Requirements:
Output solely the number of lines containing the string "frequencies".

[Collected data entries]

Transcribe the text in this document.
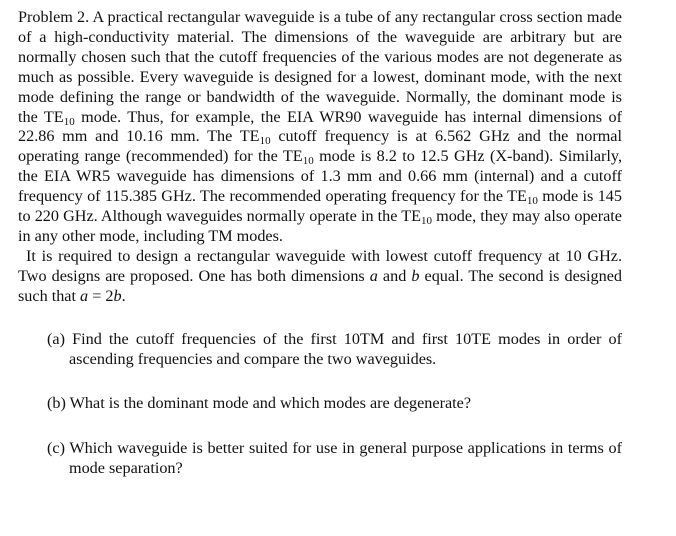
Problem 2. A practical rectangular waveguide is a tube of any rectangular cross section made of a high-conductivity material. The dimensions of the waveguide are arbitrary but are normally chosen such that the cutoff frequencies of the various modes are not degenerate as much as possible. Every waveguide is designed for a lowest, dominant mode, with the next mode defining the range or bandwidth of the waveguide. Normally, the dominant mode is the $TE_{10}$ mode. Thus, for example, the EIA WR90 waveguide has internal dimensions of 22.86 mm and 10.16 mm. The $TE_{10}$ cutoff frequency is at 6.562 GHz and the normal operating range (recommended) for the $TE_{10}$ mode is 8.2 to 12.5 GHz (X-band). Similarly, the EIA WR5 waveguide has dimensions of 1.3 mm and 0.66 mm (internal) and a cutoff frequency of 115.385 GHz. The recommended operating frequency for the $TE_{10}$ mode is 145 to 220 GHz. Although waveguides normally operate in the $TE_{10}$ mode, they may also operate in any other mode, including TM modes.

It is required to design a rectangular waveguide with lowest cutoff frequency at 10 GHz. Two designs are proposed. One has both dimensions a and b equal. The second is designed such that a = 2b.

(a) Find the cutoff frequencies of the first 10TM and first 10TE modes in order of ascending frequencies and compare the two waveguides.

(b) What is the dominant mode and which modes are degenerate?

(c) Which waveguide is better suited for use in general purpose applications in terms of mode separation?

The response:
2